■ EXERCISE MATERIALS:
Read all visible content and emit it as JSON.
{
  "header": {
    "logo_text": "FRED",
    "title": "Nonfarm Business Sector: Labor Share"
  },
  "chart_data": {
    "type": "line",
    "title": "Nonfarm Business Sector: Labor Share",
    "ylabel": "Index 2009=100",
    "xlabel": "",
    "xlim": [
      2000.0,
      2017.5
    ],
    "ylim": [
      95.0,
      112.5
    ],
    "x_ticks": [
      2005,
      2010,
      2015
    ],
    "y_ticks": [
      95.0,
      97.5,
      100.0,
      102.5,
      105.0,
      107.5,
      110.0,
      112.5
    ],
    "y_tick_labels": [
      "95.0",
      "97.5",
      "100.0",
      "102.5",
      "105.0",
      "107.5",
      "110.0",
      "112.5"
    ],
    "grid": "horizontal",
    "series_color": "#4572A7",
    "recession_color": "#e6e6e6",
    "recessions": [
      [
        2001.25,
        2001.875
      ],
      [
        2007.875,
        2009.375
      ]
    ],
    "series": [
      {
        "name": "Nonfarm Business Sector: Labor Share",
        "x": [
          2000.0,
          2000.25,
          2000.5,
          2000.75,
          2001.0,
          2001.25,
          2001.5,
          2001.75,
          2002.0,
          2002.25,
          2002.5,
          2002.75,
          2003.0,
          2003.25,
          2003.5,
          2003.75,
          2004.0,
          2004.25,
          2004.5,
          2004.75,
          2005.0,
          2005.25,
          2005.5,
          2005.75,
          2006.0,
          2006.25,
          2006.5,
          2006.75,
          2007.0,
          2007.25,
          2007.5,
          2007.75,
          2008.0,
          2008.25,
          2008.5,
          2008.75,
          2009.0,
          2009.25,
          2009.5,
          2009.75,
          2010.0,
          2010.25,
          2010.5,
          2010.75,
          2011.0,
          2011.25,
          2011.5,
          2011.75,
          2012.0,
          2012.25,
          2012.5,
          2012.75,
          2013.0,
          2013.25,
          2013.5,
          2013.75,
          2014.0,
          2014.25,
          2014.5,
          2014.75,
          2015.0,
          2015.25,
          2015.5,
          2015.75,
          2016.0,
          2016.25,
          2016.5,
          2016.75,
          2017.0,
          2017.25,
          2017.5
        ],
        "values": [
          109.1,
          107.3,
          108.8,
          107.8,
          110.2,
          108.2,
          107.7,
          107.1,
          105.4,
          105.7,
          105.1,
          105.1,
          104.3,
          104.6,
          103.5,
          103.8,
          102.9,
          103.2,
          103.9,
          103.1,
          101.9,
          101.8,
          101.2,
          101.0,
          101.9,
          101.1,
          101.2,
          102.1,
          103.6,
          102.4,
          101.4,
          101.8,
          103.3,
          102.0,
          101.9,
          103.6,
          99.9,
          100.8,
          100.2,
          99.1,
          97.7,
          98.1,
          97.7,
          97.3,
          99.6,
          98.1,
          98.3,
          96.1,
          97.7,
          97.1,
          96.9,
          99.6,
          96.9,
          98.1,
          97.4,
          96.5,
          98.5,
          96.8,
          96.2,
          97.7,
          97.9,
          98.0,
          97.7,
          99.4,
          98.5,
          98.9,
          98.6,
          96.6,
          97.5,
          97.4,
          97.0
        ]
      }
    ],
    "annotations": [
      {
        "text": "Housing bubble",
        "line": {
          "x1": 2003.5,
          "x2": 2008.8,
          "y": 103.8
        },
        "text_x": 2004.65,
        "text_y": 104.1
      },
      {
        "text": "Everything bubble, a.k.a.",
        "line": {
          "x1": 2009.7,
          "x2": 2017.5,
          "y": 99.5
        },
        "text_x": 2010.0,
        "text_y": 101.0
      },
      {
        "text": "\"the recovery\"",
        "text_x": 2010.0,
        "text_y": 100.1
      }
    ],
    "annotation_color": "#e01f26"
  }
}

■ BRIEF: Repeat the entries shown above, every one, word for word.

■ RESULT FOR THIS EXERCISE:
Read all visible content and emit it as JSON.
{
  "header": {
    "logo_text": "FRED",
    "title": "Nonfarm Business Sector: Labor Share"
  },
  "chart_data": {
    "type": "line",
    "title": "Nonfarm Business Sector: Labor Share",
    "ylabel": "Index 2009=100",
    "xlabel": "",
    "xlim": [
      2000.0,
      2017.5
    ],
    "ylim": [
      95.0,
      112.5
    ],
    "x_ticks": [
      2005,
      2010,
      2015
    ],
    "y_ticks": [
      95.0,
      97.5,
      100.0,
      102.5,
      105.0,
      107.5,
      110.0,
      112.5
    ],
    "y_tick_labels": [
      "95.0",
      "97.5",
      "100.0",
      "102.5",
      "105.0",
      "107.5",
      "110.0",
      "112.5"
    ],
    "grid": "horizontal",
    "series_color": "#4572A7",
    "recession_color": "#e6e6e6",
    "recessions": [
      [
        2001.25,
        2001.875
      ],
      [
        2007.875,
        2009.375
      ]
    ],
    "series": [
      {
        "name": "Nonfarm Business Sector: Labor Share",
        "x": [
          2000.0,
          2000.25,
          2000.5,
          2000.75,
          2001.0,
          2001.25,
          2001.5,
          2001.75,
          2002.0,
          2002.25,
          2002.5,
          2002.75,
          2003.0,
          2003.25,
          2003.5,
          2003.75,
          2004.0,
          2004.25,
          2004.5,
          2004.75,
          2005.0,
          2005.25,
          2005.5,
          2005.75,
          2006.0,
          2006.25,
          2006.5,
          2006.75,
          2007.0,
          2007.25,
          2007.5,
          2007.75,
          2008.0,
          2008.25,
          2008.5,
          2008.75,
          2009.0,
          2009.25,
          2009.5,
          2009.75,
          2010.0,
          2010.25,
          2010.5,
          2010.75,
          2011.0,
          2011.25,
          2011.5,
          2011.75,
          2012.0,
          2012.25,
          2012.5,
          2012.75,
          2013.0,
          2013.25,
          2013.5,
          2013.75,
          2014.0,
          2014.25,
          2014.5,
          2014.75,
          2015.0,
          2015.25,
          2015.5,
          2015.75,
          2016.0,
          2016.25,
          2016.5,
          2016.75,
          2017.0,
          2017.25,
          2017.5
        ],
        "values": [
          109.1,
          107.3,
          108.8,
          107.8,
          110.2,
          108.2,
          107.7,
          107.1,
          105.4,
          105.7,
          105.1,
          105.1,
          104.3,
          104.6,
          103.5,
          103.8,
          102.9,
          103.2,
          103.9,
          103.1,
          101.9,
          101.8,
          101.2,
          101.0,
          101.9,
          101.1,
          101.2,
          102.1,
          103.6,
          102.4,
          101.4,
          101.8,
          103.3,
          102.0,
          101.9,
          103.6,
          99.9,
          100.8,
          100.2,
          99.1,
          97.7,
          98.1,
          97.7,
          97.3,
          99.6,
          98.1,
          98.3,
          96.1,
          97.7,
          97.1,
          96.9,
          99.6,
          96.9,
          98.1,
          97.4,
          96.5,
          98.5,
          96.8,
          96.2,
          97.7,
          97.9,
          98.0,
          97.7,
          99.4,
          98.5,
          98.9,
          98.6,
          96.6,
          97.5,
          97.4,
          97.0
        ]
      }
    ],
    "annotations": [
      {
        "text": "Housing bubble",
        "line": {
          "x1": 2003.5,
          "x2": 2008.8,
          "y": 103.8
        },
        "text_x": 2004.65,
        "text_y": 104.1
      },
      {
        "text": "Everything bubble, a.k.a.",
        "line": {
          "x1": 2009.7,
          "x2": 2017.5,
          "y": 99.5
        },
        "text_x": 2010.0,
        "text_y": 101.0
      },
      {
        "text": "\"the recovery\"",
        "text_x": 2010.0,
        "text_y": 100.1
      }
    ],
    "annotation_color": "#e01f26"
  }
}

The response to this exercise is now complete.